▸ **PAGE EXTRACT**
The value of both coefficients will fluctuate with different samples, as seen in Figure 2, as well as with the amount of noise and/or the sample size. With enough noise, the correlation coefficient can cease to be informative about any underlying trend. Figure 3a shows a perfectly correlated relationship (X, X) where X is a set of n = 20 points uniformly distributed in the range [0, 1] in the presence of different amounts of normally distributed noise with a standard deviation σ. As σ increases from 0.1 to 0.3 to 0.6, r(X, X + σ) decreases from 0.95 to 0.69 to 0.42. At σ = 0.6 the noise is high enough that r = 0.42 (P = 0.063) is not statistically significant—its confidence interval includes ρ = 0.

Figure 3: Effect of noise and sample size on Pearson's correlation coefficient r.

▸ **INFORMATION**

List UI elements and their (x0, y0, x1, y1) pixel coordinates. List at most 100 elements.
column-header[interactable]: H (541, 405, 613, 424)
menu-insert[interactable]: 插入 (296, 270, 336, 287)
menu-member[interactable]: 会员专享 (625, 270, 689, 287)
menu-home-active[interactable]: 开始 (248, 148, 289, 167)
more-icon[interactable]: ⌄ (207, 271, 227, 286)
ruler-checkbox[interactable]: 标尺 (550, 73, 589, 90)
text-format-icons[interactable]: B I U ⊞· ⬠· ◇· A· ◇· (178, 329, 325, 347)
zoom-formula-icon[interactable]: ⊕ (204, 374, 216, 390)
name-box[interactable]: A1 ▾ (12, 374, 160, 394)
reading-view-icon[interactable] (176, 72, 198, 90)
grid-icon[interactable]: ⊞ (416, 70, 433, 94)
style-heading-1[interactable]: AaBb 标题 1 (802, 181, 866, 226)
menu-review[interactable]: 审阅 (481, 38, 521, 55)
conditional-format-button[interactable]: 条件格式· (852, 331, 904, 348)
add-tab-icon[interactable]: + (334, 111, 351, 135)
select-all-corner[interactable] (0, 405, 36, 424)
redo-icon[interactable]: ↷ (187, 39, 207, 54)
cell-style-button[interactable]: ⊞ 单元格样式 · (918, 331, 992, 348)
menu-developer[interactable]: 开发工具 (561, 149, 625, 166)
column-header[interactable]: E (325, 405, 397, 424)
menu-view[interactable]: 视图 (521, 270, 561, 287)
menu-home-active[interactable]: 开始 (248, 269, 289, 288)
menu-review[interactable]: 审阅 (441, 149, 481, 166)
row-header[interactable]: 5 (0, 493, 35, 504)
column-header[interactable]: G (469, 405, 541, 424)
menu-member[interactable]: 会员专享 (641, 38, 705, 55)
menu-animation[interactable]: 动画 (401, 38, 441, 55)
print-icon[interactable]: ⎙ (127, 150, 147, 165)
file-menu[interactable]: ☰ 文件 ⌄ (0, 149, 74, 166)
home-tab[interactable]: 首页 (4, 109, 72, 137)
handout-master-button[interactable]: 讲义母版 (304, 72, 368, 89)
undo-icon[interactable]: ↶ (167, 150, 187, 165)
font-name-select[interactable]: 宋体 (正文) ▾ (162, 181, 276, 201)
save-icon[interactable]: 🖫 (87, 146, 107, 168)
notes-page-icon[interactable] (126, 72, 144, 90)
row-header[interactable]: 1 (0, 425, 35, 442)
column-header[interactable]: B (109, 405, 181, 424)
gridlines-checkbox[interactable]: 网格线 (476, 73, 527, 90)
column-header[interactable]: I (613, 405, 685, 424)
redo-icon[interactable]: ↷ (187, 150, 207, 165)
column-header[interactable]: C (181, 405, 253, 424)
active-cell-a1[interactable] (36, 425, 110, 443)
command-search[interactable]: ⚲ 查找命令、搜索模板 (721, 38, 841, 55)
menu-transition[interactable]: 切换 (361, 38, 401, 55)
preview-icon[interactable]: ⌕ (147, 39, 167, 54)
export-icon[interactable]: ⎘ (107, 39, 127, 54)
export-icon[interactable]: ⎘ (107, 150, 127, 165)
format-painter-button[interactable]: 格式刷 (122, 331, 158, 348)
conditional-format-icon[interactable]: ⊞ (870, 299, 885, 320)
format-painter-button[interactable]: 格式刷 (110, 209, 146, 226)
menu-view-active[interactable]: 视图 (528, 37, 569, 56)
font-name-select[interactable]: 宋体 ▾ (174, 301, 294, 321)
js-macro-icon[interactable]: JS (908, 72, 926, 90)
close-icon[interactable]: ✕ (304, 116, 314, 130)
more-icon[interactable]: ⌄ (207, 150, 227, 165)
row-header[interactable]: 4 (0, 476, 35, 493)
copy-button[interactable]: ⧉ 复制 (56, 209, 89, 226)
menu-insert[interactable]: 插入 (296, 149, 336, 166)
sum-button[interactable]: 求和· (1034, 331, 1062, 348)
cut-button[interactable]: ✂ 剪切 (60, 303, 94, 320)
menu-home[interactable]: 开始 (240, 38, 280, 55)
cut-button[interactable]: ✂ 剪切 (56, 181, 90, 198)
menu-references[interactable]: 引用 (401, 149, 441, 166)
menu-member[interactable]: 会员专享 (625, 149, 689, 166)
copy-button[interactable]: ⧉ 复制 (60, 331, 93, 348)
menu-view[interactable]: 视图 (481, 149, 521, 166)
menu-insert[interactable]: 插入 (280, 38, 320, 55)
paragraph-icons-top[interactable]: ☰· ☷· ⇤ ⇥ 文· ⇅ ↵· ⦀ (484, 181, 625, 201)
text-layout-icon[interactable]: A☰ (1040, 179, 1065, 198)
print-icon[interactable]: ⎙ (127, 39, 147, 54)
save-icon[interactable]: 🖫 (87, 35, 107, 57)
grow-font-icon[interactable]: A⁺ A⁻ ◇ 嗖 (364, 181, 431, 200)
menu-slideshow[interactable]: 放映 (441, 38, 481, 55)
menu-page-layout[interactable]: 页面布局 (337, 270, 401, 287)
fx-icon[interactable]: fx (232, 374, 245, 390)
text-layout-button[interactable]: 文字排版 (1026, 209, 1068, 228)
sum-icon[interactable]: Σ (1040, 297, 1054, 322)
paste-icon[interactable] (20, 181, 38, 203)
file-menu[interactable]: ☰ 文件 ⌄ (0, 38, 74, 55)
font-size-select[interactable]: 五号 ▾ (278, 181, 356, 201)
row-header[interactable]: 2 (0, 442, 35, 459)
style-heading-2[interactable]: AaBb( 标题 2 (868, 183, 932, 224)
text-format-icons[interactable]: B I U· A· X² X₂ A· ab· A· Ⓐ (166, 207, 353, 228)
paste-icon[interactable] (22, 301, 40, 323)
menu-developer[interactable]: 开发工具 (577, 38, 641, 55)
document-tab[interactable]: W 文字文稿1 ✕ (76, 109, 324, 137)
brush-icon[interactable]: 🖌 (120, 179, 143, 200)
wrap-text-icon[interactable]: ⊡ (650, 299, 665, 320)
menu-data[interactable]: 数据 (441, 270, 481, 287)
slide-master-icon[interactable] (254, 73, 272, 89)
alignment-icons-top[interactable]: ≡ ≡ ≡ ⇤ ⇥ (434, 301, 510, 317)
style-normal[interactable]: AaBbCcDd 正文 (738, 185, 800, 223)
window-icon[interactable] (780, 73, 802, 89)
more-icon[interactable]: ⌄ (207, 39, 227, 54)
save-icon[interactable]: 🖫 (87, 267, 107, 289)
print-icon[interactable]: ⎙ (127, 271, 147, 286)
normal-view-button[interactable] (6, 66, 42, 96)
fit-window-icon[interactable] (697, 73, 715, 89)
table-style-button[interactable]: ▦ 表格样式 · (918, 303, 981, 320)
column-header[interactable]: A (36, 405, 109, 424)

▸ **EXERCISE**
Print everything from "The value of" down to "includes ρ = 0." in the text on noise and correlation, with no changes. The lines come from a different source than the text.

▸ **TASK SOLUTION**
The value of both coefficients will fluctuate with different samples, as seen in Figure 2, as well as with the amount of noise and/or the sample size. With enough noise, the correlation coefficient can cease to be informative about any underlying trend. Figure 3a shows a perfectly correlated relationship (X, X) where X is a set of n = 20 points uniformly distributed in the range [0, 1] in the presence of different amounts of normally distributed noise with a standard deviation σ. As σ increases from 0.1 to 0.3 to 0.6, r(X, X + σ) decreases from 0.95 to 0.69 to 0.42. At σ = 0.6 the noise is high enough that r = 0.42 (P = 0.063) is not statistically significant—its confidence interval includes ρ = 0.